# ПОСТАВЛЕННАЯ ЗАДАЧА
Повторите дословно часть отрывка о работе над романом между словами «Дальний остров - Джонатан» и «стать его автором.», включая их.

Дальний остров - Джонатан Франзен
Шрифт:
Интервал:
Закладка:
Выкинув Энди, я остался с Ламбертами и их тремя взрослыми детьми — прежде они, два сына и дочь, постоянно маячили на периферии сюжета. Не буду говорить о многих дальнейших сокращениях и изъятиях, которые роман должен был претерпеть, чтобы я смог его написать; упомяну лишь о двух других препятствиях, которые мне в той или иной мере пришлось преодолеть, чтобы обрести способность стать его автором.
Первым из этих препятствий был стыд. Лет в тридцать пять я стыдился почти всего, что делал в своей личной жизни предыдущие пятнадцать лет. Стыдился ранней женитьбы, стыдился своей вины, стыдился моральных судорог, длившихся у меня по пути к разводу не один год, стыдился своей сексуальной неопытности, стыдился своей долгой социальной изоляции, стыдился своей невозможно категоричной в суждениях матери, стыдился, что я такой ранимый и тонкокожий субъект, а не твердыня самообладания и интеллекта вроде Делилло или Пинчона, стыдился, что пишу книгу, стержнем которой, похоже, станет вопрос, проведет или нет невозможная мать семейства со Среднего Запада одно последнее Рождество дома с родными. Я хотел написать роман, посвященный крупным темам дня, а вместо этого, подобно Йозефу К. у Кафки, испытывающему смятение и злость из-за судебного процесса, которым он опутан, в то время как сослуживцы преспокойно преследуют свои профессиональные выгоды, я вяз в трясине стыда из-за своей неискушенности.

# СТРОКИ ЗАПИСЕЙ
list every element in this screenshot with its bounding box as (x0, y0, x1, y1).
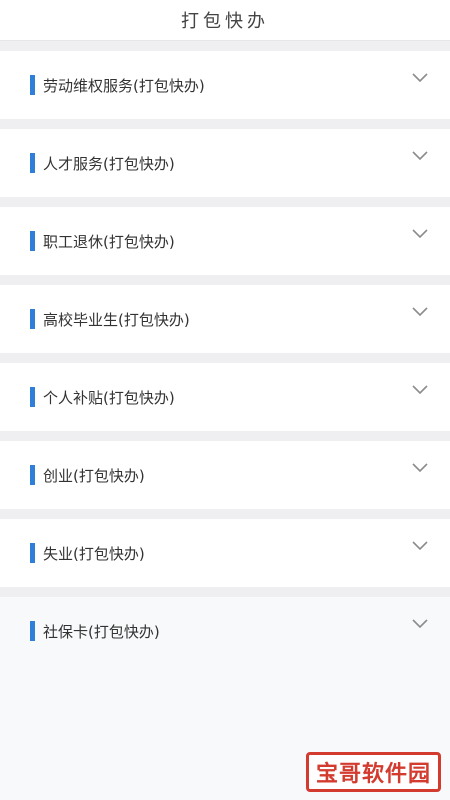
section-label: 人才服务(打包快办) (43, 154, 175, 173)
chevron-down-icon[interactable] (412, 229, 428, 239)
section-personal-subsidy[interactable]: 个人补贴(打包快办) (0, 353, 450, 431)
chevron-down-icon[interactable] (412, 463, 428, 473)
section-accent-bar (30, 231, 35, 251)
section-accent-bar (30, 75, 35, 95)
section-accent-bar (30, 465, 35, 485)
section-label: 高校毕业生(打包快办) (43, 310, 190, 329)
section-accent-bar (30, 543, 35, 563)
chevron-down-icon[interactable] (412, 541, 428, 551)
section-label: 个人补贴(打包快办) (43, 388, 175, 407)
section-labor-rights[interactable]: 劳动维权服务(打包快办) (0, 41, 450, 119)
section-label: 劳动维权服务(打包快办) (43, 76, 205, 95)
watermark-text: 宝哥软件园 (315, 762, 431, 787)
chevron-down-icon[interactable] (412, 151, 428, 161)
section-talent-service[interactable]: 人才服务(打包快办) (0, 119, 450, 197)
chevron-down-icon[interactable] (412, 385, 428, 395)
section-label: 社保卡(打包快办) (43, 622, 160, 641)
section-accent-bar (30, 309, 35, 329)
page-title: 打包快办 (181, 11, 269, 32)
watermark-logo: 宝哥软件园 (306, 752, 441, 792)
section-retirement[interactable]: 职工退休(打包快办) (0, 197, 450, 275)
chevron-down-icon[interactable] (412, 307, 428, 317)
section-social-security-card[interactable]: 社保卡(打包快办) (0, 587, 450, 665)
section-graduates[interactable]: 高校毕业生(打包快办) (0, 275, 450, 353)
section-label: 失业(打包快办) (43, 544, 145, 563)
section-accent-bar (30, 153, 35, 173)
section-entrepreneurship[interactable]: 创业(打包快办) (0, 431, 450, 509)
section-accent-bar (30, 387, 35, 407)
chevron-down-icon[interactable] (412, 619, 428, 629)
service-list: 劳动维权服务(打包快办) 人才服务(打包快办) 职工退休(打包快办) 高校毕业生… (0, 41, 450, 665)
section-label: 职工退休(打包快办) (43, 232, 175, 251)
section-accent-bar (30, 621, 35, 641)
section-unemployment[interactable]: 失业(打包快办) (0, 509, 450, 587)
chevron-down-icon[interactable] (412, 73, 428, 83)
page-header: 打包快办 (0, 0, 450, 41)
section-label: 创业(打包快办) (43, 466, 145, 485)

# ОТВЕТ НА ЗАДАНИЕ
Дальний остров - Джонатан Франзен
Шрифт:
Интервал:
Закладка:
Выкинув Энди, я остался с Ламбертами и их тремя взрослыми детьми — прежде они, два сына и дочь, постоянно маячили на периферии сюжета. Не буду говорить о многих дальнейших сокращениях и изъятиях, которые роман должен был претерпеть, чтобы я смог его написать; упомяну лишь о двух других препятствиях, которые мне в той или иной мере пришлось преодолеть, чтобы обрести способность стать его автором.